>>>

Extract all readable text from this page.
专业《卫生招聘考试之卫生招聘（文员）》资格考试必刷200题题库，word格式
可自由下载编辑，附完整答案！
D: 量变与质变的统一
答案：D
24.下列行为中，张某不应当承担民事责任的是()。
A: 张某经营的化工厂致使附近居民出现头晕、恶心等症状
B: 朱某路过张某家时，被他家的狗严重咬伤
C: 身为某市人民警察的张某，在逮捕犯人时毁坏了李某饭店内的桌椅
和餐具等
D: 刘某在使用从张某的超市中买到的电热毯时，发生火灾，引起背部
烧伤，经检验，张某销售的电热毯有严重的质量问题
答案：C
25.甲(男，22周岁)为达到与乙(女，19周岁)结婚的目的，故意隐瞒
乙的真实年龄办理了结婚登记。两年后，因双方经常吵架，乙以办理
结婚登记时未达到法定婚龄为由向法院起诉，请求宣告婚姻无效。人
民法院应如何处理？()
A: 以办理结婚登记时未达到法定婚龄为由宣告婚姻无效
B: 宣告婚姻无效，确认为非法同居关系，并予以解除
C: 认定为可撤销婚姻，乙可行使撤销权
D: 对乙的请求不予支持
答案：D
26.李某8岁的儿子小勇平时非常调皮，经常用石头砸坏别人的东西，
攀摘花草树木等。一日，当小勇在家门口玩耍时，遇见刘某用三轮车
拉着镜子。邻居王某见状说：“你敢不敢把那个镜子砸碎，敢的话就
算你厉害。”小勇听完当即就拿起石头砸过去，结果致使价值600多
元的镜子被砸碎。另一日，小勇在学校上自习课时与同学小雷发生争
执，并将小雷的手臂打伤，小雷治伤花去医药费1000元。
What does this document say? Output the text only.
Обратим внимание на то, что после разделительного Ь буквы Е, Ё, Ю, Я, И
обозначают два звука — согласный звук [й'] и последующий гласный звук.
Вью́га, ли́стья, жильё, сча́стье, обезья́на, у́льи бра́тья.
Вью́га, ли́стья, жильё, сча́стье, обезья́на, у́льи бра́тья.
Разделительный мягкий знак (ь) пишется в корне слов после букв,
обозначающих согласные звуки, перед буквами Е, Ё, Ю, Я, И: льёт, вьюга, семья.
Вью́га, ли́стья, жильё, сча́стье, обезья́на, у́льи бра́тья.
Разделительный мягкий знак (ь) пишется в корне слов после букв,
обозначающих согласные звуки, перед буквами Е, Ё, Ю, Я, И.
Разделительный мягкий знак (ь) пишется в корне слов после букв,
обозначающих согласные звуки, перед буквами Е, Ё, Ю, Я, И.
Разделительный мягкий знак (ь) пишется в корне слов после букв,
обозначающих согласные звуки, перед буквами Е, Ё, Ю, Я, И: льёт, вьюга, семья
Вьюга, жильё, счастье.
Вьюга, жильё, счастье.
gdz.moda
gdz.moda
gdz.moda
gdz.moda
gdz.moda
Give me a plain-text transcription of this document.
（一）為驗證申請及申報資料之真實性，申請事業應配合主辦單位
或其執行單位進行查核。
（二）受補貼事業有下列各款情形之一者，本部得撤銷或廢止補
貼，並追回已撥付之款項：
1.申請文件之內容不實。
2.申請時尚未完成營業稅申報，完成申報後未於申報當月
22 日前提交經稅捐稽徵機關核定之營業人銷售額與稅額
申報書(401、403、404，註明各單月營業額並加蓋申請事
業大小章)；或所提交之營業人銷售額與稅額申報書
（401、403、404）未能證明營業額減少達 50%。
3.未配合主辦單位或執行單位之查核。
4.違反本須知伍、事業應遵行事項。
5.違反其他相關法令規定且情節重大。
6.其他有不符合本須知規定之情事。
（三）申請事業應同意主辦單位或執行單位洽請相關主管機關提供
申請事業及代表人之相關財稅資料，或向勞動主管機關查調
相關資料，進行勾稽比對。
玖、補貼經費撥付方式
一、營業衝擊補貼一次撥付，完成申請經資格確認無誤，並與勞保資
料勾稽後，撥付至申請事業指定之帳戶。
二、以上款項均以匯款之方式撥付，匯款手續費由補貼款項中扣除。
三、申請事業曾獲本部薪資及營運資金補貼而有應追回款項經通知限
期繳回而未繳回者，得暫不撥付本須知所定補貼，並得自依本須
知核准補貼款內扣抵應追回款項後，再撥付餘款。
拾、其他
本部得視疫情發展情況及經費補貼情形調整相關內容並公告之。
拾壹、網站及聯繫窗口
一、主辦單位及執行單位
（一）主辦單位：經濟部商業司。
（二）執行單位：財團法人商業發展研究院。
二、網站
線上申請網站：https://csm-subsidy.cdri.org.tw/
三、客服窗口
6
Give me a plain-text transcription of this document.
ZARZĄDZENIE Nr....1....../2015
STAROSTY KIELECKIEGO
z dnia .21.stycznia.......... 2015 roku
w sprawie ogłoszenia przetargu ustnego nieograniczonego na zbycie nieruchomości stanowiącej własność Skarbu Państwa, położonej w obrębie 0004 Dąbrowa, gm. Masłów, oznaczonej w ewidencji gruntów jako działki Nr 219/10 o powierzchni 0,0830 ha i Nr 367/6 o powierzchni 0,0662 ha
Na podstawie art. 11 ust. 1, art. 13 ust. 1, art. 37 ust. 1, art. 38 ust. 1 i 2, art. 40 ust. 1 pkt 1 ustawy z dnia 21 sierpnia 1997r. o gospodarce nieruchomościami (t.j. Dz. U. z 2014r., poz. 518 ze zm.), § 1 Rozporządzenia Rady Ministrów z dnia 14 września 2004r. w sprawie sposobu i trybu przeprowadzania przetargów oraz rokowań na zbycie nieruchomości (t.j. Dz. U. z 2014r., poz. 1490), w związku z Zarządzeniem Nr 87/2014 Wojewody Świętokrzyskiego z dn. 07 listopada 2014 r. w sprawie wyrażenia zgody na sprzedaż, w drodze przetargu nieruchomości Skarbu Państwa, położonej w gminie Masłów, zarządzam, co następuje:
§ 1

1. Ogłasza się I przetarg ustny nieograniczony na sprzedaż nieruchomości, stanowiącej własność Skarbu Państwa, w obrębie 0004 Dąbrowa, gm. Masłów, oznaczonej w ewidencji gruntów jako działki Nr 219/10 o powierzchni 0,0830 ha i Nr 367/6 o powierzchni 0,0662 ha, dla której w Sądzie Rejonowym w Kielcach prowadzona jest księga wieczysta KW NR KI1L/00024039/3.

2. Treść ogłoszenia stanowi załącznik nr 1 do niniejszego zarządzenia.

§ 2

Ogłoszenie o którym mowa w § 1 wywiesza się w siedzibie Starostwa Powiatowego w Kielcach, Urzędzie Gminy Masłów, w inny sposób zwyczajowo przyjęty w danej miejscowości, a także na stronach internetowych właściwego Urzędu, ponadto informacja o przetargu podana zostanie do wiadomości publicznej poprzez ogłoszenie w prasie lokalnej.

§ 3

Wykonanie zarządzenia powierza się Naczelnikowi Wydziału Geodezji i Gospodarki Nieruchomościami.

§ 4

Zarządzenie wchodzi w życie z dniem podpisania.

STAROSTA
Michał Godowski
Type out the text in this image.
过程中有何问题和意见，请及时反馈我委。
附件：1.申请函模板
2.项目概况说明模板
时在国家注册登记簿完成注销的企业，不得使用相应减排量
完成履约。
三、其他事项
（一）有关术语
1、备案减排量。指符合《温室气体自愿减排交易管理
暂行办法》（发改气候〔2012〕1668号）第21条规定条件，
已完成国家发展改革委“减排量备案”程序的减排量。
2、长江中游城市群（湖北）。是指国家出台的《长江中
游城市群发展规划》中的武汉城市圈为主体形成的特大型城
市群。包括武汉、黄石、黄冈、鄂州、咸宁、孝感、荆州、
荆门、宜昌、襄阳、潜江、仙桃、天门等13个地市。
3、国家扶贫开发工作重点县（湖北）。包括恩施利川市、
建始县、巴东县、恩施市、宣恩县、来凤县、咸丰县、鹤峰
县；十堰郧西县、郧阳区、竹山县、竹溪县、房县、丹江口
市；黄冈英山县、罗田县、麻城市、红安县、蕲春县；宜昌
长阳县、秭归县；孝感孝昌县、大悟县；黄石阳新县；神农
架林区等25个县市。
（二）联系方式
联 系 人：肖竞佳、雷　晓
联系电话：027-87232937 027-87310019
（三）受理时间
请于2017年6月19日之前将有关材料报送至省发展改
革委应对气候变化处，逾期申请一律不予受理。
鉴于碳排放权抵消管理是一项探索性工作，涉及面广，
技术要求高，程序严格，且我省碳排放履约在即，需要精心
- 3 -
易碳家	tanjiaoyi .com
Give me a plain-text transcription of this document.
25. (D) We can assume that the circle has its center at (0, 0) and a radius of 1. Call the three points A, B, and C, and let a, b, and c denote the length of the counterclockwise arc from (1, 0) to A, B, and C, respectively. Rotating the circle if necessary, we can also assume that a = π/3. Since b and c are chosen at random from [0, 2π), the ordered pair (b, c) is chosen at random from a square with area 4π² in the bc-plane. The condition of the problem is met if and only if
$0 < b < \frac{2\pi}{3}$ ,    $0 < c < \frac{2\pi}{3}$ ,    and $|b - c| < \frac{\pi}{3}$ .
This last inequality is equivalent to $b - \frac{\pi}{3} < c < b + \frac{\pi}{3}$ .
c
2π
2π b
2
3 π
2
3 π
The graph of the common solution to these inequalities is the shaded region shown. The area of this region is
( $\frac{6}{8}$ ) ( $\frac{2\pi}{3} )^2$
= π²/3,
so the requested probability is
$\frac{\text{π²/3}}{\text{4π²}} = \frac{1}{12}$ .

<<<

> **Directions**
Find each line holding "буквами". Copy it out.

> **Response to the exercise**
обозначающих согласные звуки, перед буквами Е, Ё, Ю, Я, И: льёт, вьюга, семья.
обозначающих согласные звуки, перед буквами Е, Ё, Ю, Я, И.
обозначающих согласные звуки, перед буквами Е, Ё, Ю, Я, И.
обозначающих согласные звуки, перед буквами Е, Ё, Ю, Я, И: льёт, вьюга, семья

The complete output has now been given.